TEKS BACAAN:
════════════════════

Pengantar
Peristiwa anak melakukan burunuh diri
karena mengalami perundungan terjadi kembali di Badung Bali ( 4 September 2025,Detik.com).
Sebelumnya serentetan peristiwa perundungan terjadi di berbagai tempat, tidak
hanya meninggalkan luka batin bahkan kekerasan fisik yang ditimbulkan
menyebabkan kematian. Perundungan diakui sebagai salah satu dosa
pendiddikan selain selain intoleransi dan kekerasan seksual. Menanggapi hal ini
Kemdikbudristek mengeluarkan Peraturan Menteri Nomor 46 Tahun 2023 adalah Peraturan
Menteri Pendidikan, Kebudayaan, Riset, dan Teknologi yang mengatur tentang
pencegahan dan penanganan kekerasan di lingkungan satuan pendidikan. Namun
tindak kekerasan di satuan pendidikan hingga kini masih terjadi.
Rustiadi dalam
artikel di bawah ini membahas akar masalah berbagai bentuk kekerasan, yaitu
krisis empati.
Empati
dan Pro-Eksistensi
Setiap individu memiliki keunikan
masing-masing yang membedakannya dari orang lain. Keberagaman ini mencakup aspek budaya, fisik,
etnis, agama, ras, serta kepercayaan. Jika tidak dikelola dengan baik,
perbedaan tersebut dapat memicu sikap intoleransi. Untuk mencegah hal tersebut,
manusia perlu mengembangkan sikap dan perilaku empati. Upaya menumbuhkan
kesadaran bahwa setiap individu memiliki pengalaman yang serupa merupakan
langkah penting dalam membentuk sikap empati dan pro-eksistensi terhadap orang
yang berbeda. Karakter pribadi yang empati ini dapat diperkuat melalui
interaksi langsung, baik antarindividu maupun antarkelompok. Melalui pertemuan
tersebut, diharapkan muncul komunikasi yang positif dan membuka peluang
terjadinya dialog. Hal tersebut akan menghilangkan prasangka yang mungkin
muncul di antara kelompok atau individu. Melalui proses dialog, setiap orang
dapat lebih memahami bahwa mereka memiliki pengalaman hidup yang serupa.
Individu atau kelompok yang
memiliki empati dan pro-eksistensi terhadap orang yang berbeda akan mampu
melihat kesamaan dalam pengalaman manusia sehingga lebih mudah bersikap
pro-eksistensi, yaitu sikap yang memandang keberadaan pihak yang berbeda adalah
berharga dan penting untuk saling mendukung menuju kebaikan bersama. Sikap ini
mencerminkan penghargaan serta penerimaan terhadap keberagaman dalam suatu
masyarakat. Sebagai peserta didik di negeri Indonesia, toleransi sangat
diperlukan untuk memahami dan menghargai kompleksitas perbedaan yang ada.

════════════════════

DAFTAR ENTRI:
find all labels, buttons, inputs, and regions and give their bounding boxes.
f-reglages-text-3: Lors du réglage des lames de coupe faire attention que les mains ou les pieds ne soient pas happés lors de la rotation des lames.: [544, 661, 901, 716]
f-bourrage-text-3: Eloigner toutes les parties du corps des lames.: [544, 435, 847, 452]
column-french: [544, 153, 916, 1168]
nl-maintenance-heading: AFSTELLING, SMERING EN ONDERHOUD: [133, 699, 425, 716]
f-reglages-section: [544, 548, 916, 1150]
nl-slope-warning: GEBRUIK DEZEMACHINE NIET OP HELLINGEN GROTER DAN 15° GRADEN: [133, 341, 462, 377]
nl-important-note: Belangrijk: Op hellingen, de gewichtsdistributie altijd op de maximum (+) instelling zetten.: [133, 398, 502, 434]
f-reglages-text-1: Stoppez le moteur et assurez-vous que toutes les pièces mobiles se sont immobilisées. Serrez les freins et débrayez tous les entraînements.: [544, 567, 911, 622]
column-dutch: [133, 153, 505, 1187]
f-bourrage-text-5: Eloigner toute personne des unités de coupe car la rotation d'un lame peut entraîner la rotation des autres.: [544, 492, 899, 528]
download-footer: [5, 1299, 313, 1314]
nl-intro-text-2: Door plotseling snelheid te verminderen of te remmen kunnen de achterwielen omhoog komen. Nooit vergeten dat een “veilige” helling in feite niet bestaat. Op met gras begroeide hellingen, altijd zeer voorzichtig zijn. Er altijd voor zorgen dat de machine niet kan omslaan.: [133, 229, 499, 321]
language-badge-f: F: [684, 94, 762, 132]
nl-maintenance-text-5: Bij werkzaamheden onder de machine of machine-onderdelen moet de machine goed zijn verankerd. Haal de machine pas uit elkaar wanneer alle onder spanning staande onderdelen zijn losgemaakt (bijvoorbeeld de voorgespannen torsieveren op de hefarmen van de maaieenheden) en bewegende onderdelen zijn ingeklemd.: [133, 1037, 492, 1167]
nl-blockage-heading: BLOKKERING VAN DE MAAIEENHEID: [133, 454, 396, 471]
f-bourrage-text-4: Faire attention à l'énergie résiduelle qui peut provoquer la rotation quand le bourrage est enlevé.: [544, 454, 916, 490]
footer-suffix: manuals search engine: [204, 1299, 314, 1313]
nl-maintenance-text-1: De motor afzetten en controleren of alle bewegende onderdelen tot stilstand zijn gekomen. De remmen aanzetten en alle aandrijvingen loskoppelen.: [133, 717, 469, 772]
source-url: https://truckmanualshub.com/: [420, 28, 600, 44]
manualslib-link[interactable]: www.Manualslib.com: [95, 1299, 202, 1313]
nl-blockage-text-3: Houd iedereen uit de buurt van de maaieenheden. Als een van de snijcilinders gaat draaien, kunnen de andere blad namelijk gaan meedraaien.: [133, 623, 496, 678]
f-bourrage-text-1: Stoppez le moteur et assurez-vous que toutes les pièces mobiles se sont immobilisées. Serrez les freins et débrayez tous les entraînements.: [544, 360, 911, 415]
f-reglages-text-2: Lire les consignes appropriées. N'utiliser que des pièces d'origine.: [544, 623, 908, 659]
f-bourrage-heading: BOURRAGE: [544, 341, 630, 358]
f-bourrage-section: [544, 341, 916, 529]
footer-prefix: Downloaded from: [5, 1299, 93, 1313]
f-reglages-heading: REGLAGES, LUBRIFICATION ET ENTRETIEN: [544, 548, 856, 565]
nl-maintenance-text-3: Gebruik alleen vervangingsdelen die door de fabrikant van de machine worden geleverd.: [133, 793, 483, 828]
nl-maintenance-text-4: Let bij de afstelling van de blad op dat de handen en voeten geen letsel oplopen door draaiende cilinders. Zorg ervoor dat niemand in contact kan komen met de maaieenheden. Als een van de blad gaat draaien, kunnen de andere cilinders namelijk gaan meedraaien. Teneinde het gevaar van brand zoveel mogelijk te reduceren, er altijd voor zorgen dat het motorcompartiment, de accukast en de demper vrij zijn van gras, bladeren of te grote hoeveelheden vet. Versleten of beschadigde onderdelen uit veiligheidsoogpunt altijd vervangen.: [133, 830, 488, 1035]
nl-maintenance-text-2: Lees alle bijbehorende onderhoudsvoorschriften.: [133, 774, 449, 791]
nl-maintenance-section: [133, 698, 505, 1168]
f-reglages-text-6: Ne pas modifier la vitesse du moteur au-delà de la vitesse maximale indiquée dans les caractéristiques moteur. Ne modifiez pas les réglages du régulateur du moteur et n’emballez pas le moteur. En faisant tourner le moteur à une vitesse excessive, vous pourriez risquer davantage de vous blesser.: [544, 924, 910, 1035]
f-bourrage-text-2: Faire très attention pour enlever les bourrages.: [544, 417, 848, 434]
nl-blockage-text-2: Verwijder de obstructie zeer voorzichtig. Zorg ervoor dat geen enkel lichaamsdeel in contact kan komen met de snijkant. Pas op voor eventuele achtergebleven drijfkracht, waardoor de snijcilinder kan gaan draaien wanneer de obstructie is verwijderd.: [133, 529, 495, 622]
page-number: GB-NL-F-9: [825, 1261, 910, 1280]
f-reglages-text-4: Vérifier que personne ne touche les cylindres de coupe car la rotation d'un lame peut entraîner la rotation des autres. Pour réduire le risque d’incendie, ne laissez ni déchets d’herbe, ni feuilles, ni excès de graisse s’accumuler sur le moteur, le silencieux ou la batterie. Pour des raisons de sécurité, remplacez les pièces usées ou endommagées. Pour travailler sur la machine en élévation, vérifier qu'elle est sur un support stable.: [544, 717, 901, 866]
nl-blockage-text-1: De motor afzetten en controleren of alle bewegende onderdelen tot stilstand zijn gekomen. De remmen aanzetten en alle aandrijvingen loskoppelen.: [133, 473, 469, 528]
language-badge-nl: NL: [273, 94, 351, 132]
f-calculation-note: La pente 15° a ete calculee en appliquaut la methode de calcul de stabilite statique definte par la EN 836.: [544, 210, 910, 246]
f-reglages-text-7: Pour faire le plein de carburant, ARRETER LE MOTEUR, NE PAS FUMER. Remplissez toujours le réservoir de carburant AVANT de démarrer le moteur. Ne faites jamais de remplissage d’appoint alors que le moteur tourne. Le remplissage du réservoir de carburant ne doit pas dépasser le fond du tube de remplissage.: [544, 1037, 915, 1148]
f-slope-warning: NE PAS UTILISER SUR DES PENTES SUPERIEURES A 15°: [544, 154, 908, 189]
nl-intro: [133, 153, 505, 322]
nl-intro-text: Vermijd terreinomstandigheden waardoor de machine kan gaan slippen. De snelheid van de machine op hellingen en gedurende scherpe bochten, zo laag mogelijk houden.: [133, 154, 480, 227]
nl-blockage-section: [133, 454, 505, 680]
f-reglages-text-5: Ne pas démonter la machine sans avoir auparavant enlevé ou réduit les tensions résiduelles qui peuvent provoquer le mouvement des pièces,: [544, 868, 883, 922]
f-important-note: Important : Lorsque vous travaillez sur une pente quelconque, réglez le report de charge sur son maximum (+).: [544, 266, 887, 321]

════════════════════

TUGAS DAN LATIHAN:
1. Tentukan apakah setiap pernyataan berikut sesuai dengan teks tentang empati dan perundungan, lalu jawab ya atau tidak disertai kutipan persis kata-kata teks yang menjadi penentunya. (a) Peraturan Menteri Nomor 46 Tahun 2023 mengatur pencegahan dan penanganan kekerasan di lingkungan satuan pendidikan. (b) Tindak kekerasan di satuan pendidikan sudah tidak terjadi lagi. (c) Krisis empati disebut sebagai akar masalah berbagai bentuk kekerasan.
2. Salin kata demi kata baris-baris catatan, mulai dari baris pertama catatan sampai dengan baris yang memuat "nl-maintenance-heading: AFSTELLING, SMERING", termasuk kedua baris batas tersebut.

PEMBAHASAN LATIHAN:
1.
(a) Ya: "yang mengatur tentang pencegahan dan penanganan kekerasan di lingkungan satuan pendidikan"
(b) Tidak: "tindak kekerasan di satuan pendidikan hingga kini masih terjadi"
(c) Ya: "membahas akar masalah berbagai bentuk kekerasan, yaitu krisis empati"

2.
find all labels, buttons, inputs, and regions and give their bounding boxes.
f-reglages-text-3: Lors du réglage des lames de coupe faire attention que les mains ou les pieds ne soient pas happés lors de la rotation des lames.: [544, 661, 901, 716]
f-bourrage-text-3: Eloigner toutes les parties du corps des lames.: [544, 435, 847, 452]
column-french: [544, 153, 916, 1168]
nl-maintenance-heading: AFSTELLING, SMERING EN ONDERHOUD: [133, 699, 425, 716]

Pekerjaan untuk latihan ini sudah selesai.